EXERCISE OBJECTIVE: Wherever a line below holds the word "είναι", copy that line.

RECORDS TO PROCESS:

>> START

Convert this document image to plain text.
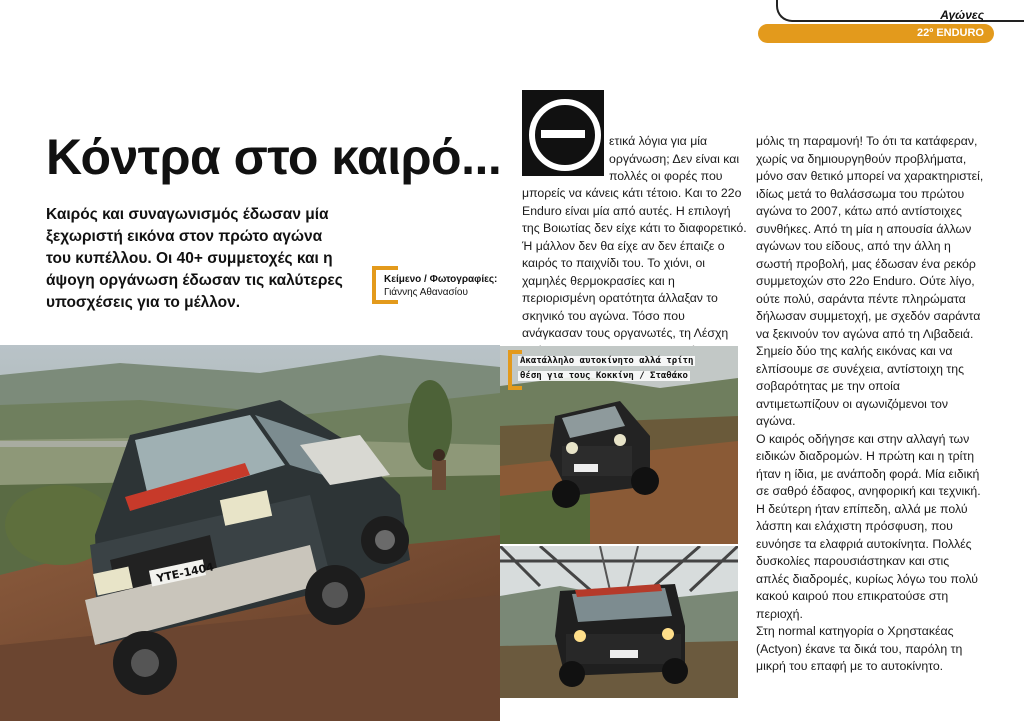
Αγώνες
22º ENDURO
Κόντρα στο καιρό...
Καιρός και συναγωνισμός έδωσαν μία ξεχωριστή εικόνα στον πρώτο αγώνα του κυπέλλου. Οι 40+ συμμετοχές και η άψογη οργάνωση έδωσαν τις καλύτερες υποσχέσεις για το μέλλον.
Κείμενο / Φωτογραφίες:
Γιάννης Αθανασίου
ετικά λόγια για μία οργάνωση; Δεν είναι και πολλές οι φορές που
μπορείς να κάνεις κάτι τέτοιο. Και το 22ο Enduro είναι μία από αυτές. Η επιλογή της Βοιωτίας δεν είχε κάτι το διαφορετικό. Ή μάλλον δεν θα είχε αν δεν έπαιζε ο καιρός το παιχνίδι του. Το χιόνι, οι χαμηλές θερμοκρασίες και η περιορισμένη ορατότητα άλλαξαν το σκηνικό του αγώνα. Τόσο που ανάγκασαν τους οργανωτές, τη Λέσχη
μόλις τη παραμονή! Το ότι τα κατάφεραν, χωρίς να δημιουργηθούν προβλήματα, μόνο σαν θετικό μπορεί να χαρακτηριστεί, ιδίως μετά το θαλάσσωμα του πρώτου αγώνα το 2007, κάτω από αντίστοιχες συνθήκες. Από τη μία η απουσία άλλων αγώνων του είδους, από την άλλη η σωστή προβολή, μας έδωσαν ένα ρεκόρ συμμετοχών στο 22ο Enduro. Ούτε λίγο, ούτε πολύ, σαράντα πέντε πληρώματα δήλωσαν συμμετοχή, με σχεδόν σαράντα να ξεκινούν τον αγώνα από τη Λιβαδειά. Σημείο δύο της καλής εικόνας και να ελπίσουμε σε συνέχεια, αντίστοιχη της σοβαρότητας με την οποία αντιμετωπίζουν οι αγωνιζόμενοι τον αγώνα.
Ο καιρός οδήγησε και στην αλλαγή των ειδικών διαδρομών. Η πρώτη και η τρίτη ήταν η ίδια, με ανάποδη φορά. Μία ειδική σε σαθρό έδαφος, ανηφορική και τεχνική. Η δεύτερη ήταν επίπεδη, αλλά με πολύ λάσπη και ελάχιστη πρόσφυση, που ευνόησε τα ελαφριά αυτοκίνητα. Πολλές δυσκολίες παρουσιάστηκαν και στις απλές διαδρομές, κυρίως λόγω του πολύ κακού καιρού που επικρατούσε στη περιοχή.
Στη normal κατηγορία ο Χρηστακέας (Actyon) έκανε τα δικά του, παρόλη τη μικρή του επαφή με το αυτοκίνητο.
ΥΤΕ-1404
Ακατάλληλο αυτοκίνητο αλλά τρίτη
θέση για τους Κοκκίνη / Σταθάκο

>> END
>> START

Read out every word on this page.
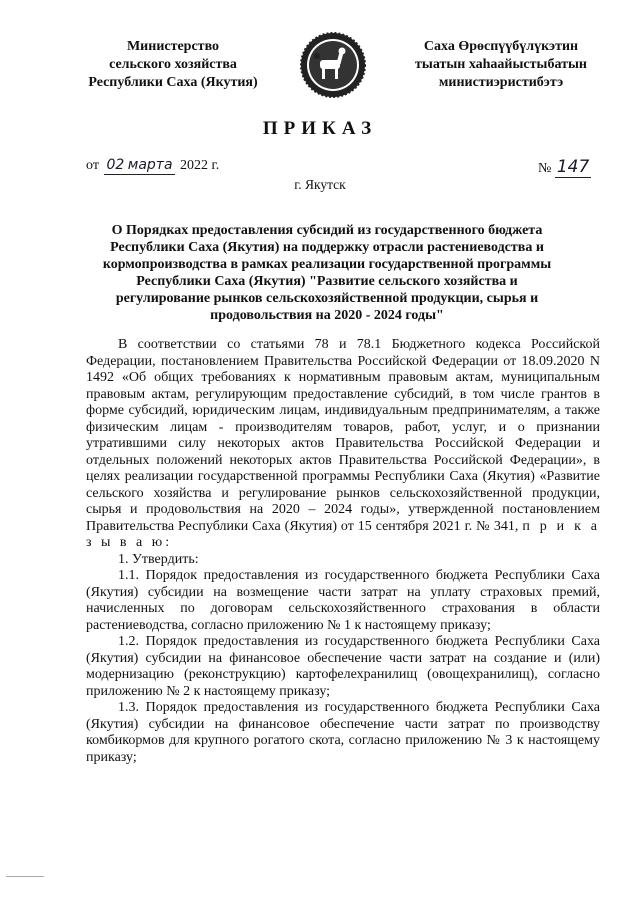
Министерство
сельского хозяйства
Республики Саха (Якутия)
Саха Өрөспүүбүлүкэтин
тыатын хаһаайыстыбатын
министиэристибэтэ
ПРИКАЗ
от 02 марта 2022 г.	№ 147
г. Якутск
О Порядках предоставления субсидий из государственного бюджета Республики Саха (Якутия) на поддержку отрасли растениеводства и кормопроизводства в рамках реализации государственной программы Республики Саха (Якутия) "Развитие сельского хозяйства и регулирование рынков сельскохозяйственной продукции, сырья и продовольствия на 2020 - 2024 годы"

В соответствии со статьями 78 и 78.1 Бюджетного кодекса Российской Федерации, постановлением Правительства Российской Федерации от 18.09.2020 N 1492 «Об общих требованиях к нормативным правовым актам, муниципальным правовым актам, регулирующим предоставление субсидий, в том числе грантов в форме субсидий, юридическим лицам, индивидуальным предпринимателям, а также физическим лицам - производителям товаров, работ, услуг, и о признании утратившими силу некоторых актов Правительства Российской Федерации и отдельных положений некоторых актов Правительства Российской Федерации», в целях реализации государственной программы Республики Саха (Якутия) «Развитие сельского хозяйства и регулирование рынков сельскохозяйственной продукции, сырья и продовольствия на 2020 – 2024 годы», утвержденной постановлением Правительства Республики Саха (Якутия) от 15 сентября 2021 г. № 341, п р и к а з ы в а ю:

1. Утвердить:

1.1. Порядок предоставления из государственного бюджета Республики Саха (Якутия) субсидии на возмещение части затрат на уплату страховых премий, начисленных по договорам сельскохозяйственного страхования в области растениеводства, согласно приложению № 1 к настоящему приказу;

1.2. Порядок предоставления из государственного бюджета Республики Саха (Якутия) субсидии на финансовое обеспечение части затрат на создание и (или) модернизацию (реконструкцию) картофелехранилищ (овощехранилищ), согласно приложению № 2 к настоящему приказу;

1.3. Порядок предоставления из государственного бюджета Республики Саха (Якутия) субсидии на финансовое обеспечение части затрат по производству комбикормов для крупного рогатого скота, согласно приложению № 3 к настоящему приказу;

>> END
>> START

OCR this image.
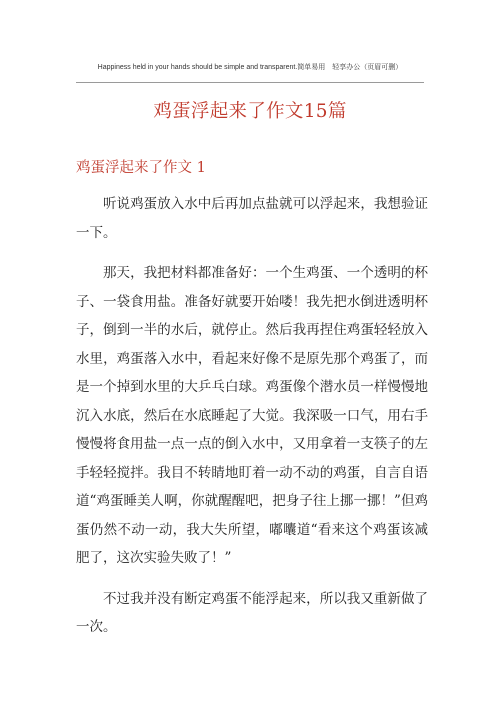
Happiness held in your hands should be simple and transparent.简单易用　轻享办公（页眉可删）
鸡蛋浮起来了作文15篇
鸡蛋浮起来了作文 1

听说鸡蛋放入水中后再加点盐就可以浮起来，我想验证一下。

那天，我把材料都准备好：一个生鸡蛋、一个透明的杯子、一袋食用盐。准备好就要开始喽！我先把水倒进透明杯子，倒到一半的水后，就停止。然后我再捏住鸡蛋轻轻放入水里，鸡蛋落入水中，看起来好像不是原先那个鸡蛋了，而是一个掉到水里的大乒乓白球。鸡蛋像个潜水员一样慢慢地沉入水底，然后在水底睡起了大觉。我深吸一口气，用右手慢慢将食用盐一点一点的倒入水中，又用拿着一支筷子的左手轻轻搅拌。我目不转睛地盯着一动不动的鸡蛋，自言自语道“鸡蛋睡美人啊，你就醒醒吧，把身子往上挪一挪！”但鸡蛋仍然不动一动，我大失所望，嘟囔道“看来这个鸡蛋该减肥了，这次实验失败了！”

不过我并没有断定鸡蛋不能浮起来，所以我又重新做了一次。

>> END

ANSWER TO THIS EXERCISE:
ετικά λόγια για μία οργάνωση; Δεν είναι και πολλές οι φορές που
μπορείς να κάνεις κάτι τέτοιο. Και το 22ο Enduro είναι μία από αυτές. Η επιλογή της Βοιωτίας δεν είχε κάτι το διαφορετικό. Ή μάλλον δεν θα είχε αν δεν έπαιζε ο καιρός το παιχνίδι του. Το χιόνι, οι χαμηλές θερμοκρασίες και η περιορισμένη ορατότητα άλλαξαν το σκηνικό του αγώνα. Τόσο που ανάγκασαν τους οργανωτές, τη Λέσχη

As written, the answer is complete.